[Rows from a dataset]

-- begin --

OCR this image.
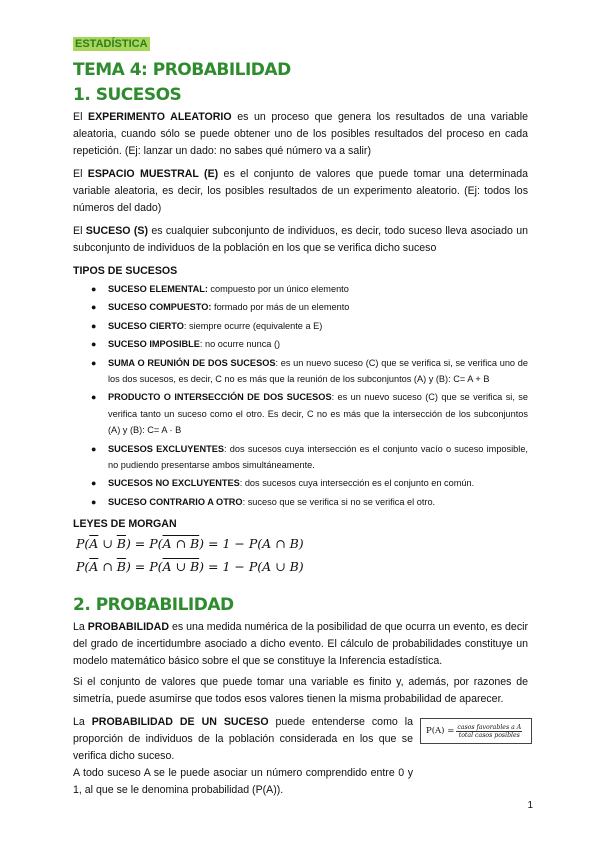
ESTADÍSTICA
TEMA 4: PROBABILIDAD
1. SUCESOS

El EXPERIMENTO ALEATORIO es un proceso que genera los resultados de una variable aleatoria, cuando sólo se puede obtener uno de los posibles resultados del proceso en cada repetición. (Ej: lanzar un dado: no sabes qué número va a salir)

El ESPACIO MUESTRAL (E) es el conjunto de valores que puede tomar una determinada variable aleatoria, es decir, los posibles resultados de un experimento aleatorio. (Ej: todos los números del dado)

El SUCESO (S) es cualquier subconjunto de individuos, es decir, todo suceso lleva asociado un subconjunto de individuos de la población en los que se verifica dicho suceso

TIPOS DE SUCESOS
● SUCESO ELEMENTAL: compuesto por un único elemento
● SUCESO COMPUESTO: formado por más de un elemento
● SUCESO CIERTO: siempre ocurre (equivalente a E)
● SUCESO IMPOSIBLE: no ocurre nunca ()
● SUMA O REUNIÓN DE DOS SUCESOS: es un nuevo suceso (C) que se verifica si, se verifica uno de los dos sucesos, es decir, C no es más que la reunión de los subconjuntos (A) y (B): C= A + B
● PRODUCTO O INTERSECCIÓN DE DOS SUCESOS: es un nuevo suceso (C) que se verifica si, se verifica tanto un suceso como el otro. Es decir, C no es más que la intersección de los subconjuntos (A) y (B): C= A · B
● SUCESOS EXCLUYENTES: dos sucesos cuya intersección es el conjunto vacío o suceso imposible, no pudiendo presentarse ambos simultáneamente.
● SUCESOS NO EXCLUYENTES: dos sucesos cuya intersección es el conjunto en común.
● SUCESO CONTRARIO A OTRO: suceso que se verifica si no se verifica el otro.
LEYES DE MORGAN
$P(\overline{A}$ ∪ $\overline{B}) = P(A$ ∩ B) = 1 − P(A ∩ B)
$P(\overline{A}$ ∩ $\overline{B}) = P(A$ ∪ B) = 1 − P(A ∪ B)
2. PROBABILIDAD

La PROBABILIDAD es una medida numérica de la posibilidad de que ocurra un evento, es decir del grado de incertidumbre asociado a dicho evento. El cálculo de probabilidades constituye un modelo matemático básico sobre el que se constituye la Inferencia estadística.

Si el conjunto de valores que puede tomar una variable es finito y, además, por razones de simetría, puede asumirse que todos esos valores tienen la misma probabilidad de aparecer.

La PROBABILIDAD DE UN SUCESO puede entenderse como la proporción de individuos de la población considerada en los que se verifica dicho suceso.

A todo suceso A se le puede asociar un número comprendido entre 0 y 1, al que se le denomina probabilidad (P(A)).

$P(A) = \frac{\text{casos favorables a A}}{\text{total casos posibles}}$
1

-- end --
-- begin --

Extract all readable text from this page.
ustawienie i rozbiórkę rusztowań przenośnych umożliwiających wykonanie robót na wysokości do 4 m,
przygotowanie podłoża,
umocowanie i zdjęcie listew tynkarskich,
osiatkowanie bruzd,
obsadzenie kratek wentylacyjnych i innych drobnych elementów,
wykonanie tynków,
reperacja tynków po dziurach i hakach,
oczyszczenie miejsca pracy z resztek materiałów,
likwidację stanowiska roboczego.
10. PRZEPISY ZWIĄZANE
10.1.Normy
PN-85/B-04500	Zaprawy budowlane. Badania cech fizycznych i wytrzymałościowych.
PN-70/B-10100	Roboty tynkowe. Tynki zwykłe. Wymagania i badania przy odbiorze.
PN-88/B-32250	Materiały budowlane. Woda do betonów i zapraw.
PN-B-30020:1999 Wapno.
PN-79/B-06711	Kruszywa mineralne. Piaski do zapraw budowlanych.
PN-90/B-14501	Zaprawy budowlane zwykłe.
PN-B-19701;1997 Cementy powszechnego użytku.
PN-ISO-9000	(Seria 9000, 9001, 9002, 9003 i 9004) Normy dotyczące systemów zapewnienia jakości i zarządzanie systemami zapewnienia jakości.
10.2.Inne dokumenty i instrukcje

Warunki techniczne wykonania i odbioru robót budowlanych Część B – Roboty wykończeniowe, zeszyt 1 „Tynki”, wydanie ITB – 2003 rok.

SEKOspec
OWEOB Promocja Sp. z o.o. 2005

-- end --

PROMPT: Scan the listing above and identify each line holding the string "población"; copy every such line.

REPLY TO THE TASK:
El SUCESO (S) es cualquier subconjunto de individuos, es decir, todo suceso lleva asociado un subconjunto de individuos de la población en los que se verifica dicho suceso
La PROBABILIDAD DE UN SUCESO puede entenderse como la proporción de individuos de la población considerada en los que se verifica dicho suceso.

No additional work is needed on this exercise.